● **EXTRACTED ENTRIES**:

^^^^^^^^^^^^^^^^

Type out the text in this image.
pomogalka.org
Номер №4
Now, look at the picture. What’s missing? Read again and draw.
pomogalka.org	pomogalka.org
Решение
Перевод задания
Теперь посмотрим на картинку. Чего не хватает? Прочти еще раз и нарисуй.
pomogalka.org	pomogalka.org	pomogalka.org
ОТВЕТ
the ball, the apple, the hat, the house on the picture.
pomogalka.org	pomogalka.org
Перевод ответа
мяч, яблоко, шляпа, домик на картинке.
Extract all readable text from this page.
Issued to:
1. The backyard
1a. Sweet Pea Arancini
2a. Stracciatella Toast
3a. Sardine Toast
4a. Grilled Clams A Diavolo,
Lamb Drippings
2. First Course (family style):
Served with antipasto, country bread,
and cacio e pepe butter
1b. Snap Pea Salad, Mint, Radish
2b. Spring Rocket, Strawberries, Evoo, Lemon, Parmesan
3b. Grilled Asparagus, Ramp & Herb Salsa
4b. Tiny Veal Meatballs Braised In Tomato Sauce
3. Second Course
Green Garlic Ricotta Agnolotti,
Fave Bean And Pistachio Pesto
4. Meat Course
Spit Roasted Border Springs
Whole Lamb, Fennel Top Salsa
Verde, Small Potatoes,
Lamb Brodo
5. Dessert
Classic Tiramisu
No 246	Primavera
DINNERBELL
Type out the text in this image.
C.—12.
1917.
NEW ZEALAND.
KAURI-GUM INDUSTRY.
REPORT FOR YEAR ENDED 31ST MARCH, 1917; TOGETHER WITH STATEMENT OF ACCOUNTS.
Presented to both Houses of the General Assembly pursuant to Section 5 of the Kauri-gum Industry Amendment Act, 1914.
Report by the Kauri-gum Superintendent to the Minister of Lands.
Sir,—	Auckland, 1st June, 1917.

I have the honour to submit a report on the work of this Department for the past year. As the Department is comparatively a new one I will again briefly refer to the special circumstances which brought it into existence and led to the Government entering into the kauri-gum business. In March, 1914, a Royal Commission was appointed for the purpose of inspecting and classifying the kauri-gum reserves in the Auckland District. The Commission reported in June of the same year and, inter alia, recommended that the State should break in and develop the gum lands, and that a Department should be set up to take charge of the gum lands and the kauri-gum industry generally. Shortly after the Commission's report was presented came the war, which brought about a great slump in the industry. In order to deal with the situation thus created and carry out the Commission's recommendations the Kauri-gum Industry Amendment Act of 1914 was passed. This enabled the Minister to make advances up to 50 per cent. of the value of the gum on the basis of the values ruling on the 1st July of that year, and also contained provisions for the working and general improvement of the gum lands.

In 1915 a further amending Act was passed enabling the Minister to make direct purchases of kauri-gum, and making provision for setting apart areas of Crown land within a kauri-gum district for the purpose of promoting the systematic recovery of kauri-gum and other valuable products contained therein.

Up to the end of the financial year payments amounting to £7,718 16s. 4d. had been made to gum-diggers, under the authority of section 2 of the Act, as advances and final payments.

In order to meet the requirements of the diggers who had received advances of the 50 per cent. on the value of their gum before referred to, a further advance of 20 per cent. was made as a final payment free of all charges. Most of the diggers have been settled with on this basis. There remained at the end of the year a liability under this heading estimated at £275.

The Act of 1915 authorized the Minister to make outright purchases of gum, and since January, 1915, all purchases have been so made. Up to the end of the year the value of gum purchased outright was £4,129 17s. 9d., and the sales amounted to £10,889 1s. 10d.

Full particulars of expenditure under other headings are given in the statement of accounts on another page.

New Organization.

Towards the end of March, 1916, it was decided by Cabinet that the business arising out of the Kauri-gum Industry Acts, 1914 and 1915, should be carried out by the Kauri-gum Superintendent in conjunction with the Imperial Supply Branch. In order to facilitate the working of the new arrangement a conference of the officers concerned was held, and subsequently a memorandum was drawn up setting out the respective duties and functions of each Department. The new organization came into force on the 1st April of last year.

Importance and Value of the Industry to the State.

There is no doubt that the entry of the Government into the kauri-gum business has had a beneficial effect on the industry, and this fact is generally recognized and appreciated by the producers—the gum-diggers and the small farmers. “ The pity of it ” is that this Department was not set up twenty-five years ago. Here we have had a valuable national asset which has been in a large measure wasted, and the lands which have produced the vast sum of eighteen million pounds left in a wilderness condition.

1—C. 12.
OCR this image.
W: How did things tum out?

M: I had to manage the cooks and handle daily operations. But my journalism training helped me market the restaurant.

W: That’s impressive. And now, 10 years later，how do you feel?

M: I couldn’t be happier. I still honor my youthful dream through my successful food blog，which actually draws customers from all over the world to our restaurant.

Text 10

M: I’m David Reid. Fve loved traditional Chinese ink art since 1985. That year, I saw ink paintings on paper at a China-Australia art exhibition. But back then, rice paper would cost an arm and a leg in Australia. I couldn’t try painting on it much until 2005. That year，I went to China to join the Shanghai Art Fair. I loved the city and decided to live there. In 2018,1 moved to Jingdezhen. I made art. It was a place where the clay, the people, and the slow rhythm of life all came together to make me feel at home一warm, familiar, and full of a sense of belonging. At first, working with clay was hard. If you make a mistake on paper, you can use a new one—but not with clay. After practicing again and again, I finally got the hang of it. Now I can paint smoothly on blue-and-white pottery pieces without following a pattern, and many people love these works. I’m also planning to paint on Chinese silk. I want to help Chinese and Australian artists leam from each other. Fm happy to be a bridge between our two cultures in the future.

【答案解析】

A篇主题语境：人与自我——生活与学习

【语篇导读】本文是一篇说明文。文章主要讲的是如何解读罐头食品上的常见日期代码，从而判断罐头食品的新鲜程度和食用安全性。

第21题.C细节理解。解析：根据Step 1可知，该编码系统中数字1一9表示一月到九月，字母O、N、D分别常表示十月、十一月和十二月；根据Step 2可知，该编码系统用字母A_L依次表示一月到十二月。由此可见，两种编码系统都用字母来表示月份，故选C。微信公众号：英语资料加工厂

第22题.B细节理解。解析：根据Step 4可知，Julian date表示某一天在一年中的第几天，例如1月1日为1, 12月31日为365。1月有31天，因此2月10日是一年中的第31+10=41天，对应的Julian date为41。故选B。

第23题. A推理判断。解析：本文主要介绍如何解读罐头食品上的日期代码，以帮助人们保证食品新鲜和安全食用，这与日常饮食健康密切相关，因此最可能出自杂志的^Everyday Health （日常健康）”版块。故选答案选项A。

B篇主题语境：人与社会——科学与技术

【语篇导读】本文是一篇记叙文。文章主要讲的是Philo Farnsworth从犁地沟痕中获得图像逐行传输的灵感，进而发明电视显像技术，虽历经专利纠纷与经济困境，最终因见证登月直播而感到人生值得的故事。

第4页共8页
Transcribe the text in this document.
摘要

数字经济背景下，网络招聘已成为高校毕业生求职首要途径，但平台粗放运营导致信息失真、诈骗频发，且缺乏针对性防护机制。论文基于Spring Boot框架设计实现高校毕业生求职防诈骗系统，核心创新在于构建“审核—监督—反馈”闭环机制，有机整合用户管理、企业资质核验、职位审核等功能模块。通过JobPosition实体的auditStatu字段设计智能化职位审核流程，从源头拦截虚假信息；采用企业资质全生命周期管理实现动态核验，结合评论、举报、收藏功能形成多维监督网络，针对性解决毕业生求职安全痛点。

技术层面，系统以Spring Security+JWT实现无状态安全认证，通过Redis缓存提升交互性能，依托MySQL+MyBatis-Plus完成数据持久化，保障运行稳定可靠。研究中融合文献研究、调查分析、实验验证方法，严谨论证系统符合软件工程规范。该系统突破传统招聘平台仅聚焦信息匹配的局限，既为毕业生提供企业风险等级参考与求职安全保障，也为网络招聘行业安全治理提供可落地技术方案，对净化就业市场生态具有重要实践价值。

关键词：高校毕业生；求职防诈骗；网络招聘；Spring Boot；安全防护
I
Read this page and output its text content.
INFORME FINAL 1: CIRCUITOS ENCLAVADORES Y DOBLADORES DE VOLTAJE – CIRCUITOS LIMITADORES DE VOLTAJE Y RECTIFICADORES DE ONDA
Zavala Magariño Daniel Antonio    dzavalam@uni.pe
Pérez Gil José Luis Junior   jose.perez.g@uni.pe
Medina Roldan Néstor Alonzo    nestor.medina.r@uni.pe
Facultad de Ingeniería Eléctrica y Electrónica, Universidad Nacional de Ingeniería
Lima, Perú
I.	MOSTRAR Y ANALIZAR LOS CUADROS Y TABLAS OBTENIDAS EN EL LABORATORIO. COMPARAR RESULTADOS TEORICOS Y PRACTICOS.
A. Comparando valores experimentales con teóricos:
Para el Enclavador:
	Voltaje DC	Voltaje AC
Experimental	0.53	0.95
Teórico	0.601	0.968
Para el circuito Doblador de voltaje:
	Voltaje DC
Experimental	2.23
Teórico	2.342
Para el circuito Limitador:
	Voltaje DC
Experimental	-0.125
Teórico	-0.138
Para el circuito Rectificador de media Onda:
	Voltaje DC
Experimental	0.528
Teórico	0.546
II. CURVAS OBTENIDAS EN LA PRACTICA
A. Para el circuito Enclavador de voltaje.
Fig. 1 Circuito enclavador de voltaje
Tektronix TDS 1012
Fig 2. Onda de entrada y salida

^^^^^^^^^^^^^^^^

● **EXERCISE TASK**:
Copy out exactly the lines from the line with "Read this page and output its text content." to the end of the listing, including both of those lines, and give nothing else.

● **EXERCISE RESULT**:
Read this page and output its text content.
INFORME FINAL 1: CIRCUITOS ENCLAVADORES Y DOBLADORES DE VOLTAJE – CIRCUITOS LIMITADORES DE VOLTAJE Y RECTIFICADORES DE ONDA
Zavala Magariño Daniel Antonio    dzavalam@uni.pe
Pérez Gil José Luis Junior   jose.perez.g@uni.pe
Medina Roldan Néstor Alonzo    nestor.medina.r@uni.pe
Facultad de Ingeniería Eléctrica y Electrónica, Universidad Nacional de Ingeniería
Lima, Perú
I.	MOSTRAR Y ANALIZAR LOS CUADROS Y TABLAS OBTENIDAS EN EL LABORATORIO. COMPARAR RESULTADOS TEORICOS Y PRACTICOS.
A. Comparando valores experimentales con teóricos:
Para el Enclavador:
	Voltaje DC	Voltaje AC
Experimental	0.53	0.95
Teórico	0.601	0.968
Para el circuito Doblador de voltaje:
	Voltaje DC
Experimental	2.23
Teórico	2.342
Para el circuito Limitador:
	Voltaje DC
Experimental	-0.125
Teórico	-0.138
Para el circuito Rectificador de media Onda:
	Voltaje DC
Experimental	0.528
Teórico	0.546
II. CURVAS OBTENIDAS EN LA PRACTICA
A. Para el circuito Enclavador de voltaje.
Fig. 1 Circuito enclavador de voltaje
Tektronix TDS 1012
Fig 2. Onda de entrada y salida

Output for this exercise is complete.